• REQUEST
Transcribe the records exactly. Pictures do not belong in the transcription.

**** PROVIDED DATA ****

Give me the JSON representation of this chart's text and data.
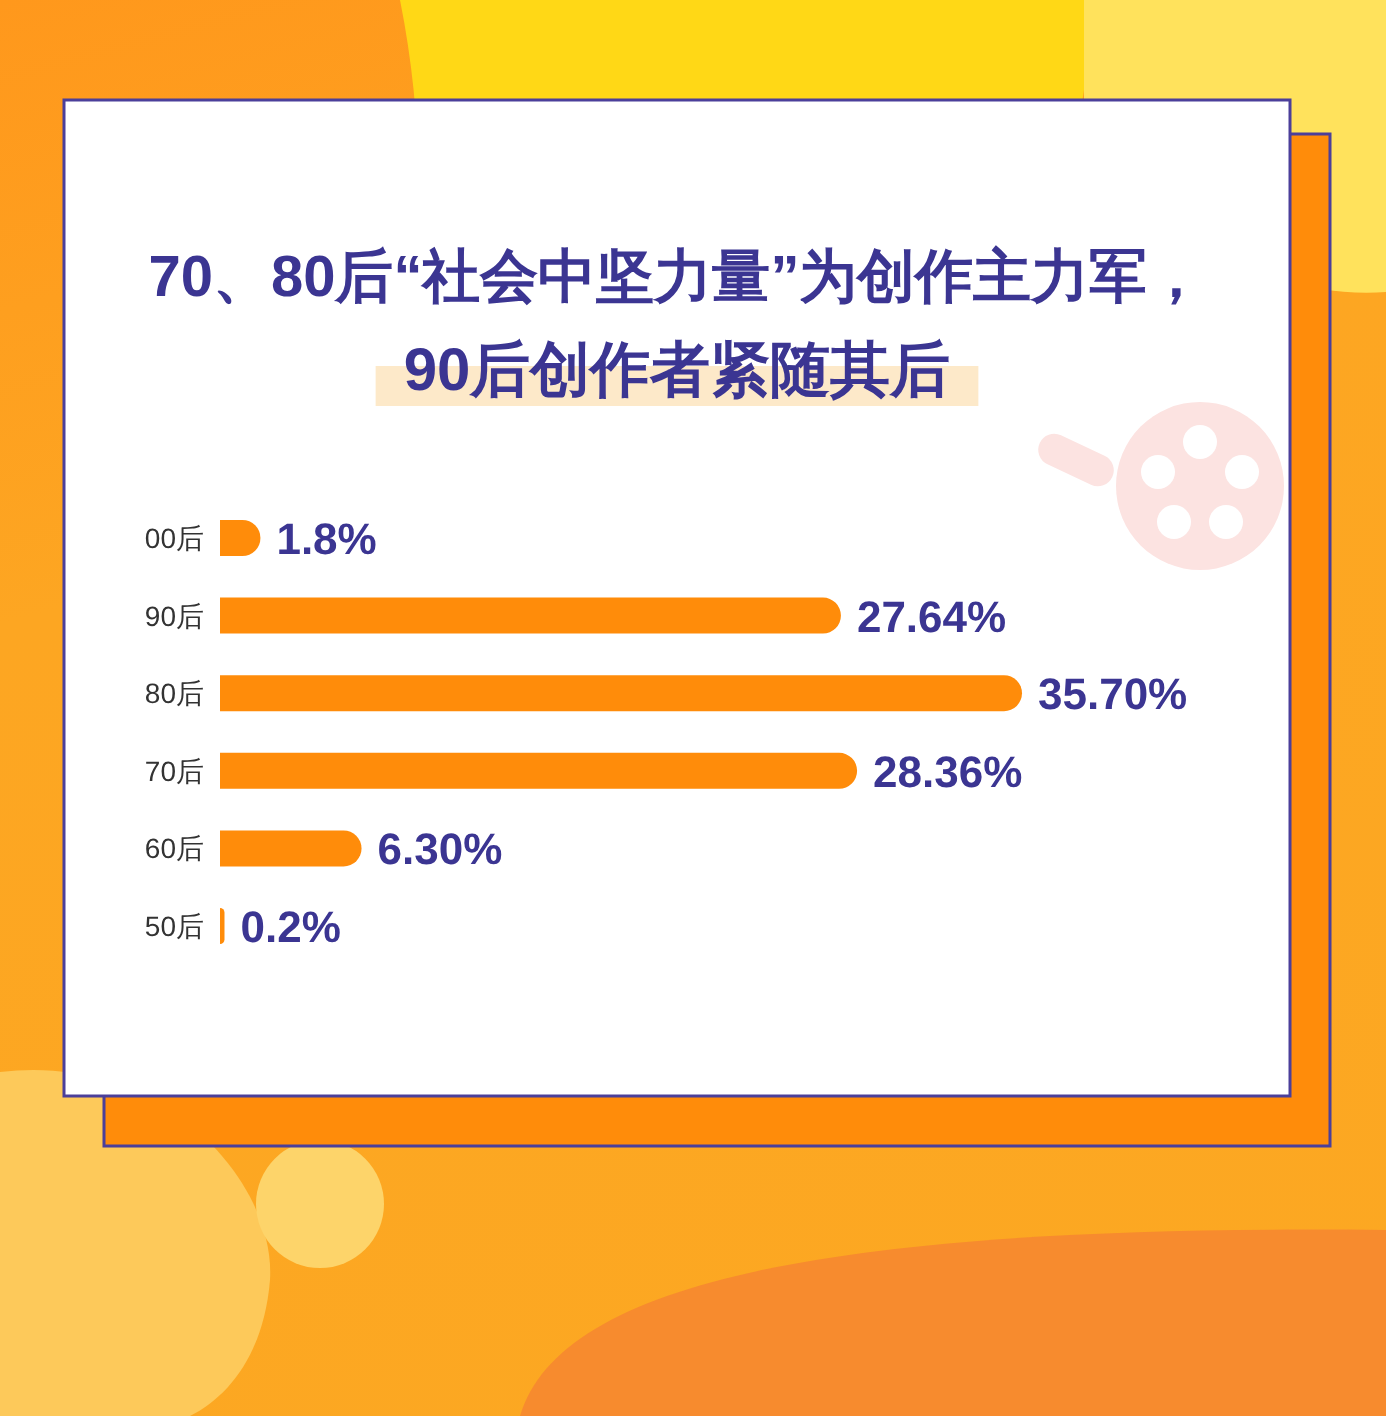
{
  "chart_data": {
    "type": "bar",
    "orientation": "horizontal",
    "title": "70、80后“社会中坚力量”为创作主力军，",
    "subtitle": "90后创作者紧随其后",
    "categories": [
      "00后",
      "90后",
      "80后",
      "70后",
      "60后",
      "50后"
    ],
    "values": [
      1.8,
      27.64,
      35.7,
      28.36,
      6.3,
      0.2
    ],
    "value_labels": [
      "1.8%",
      "27.64%",
      "35.70%",
      "28.36%",
      "6.30%",
      "0.2%"
    ],
    "color": "#ff8c0a"
  }
}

****

• RESULT
Give me the JSON representation of this chart's text and data.
{
  "chart_data": {
    "type": "bar",
    "orientation": "horizontal",
    "title": "70、80后“社会中坚力量”为创作主力军，",
    "subtitle": "90后创作者紧随其后",
    "categories": [
      "00后",
      "90后",
      "80后",
      "70后",
      "60后",
      "50后"
    ],
    "values": [
      1.8,
      27.64,
      35.7,
      28.36,
      6.3,
      0.2
    ],
    "value_labels": [
      "1.8%",
      "27.64%",
      "35.70%",
      "28.36%",
      "6.30%",
      "0.2%"
    ],
    "color": "#ff8c0a"
  }
}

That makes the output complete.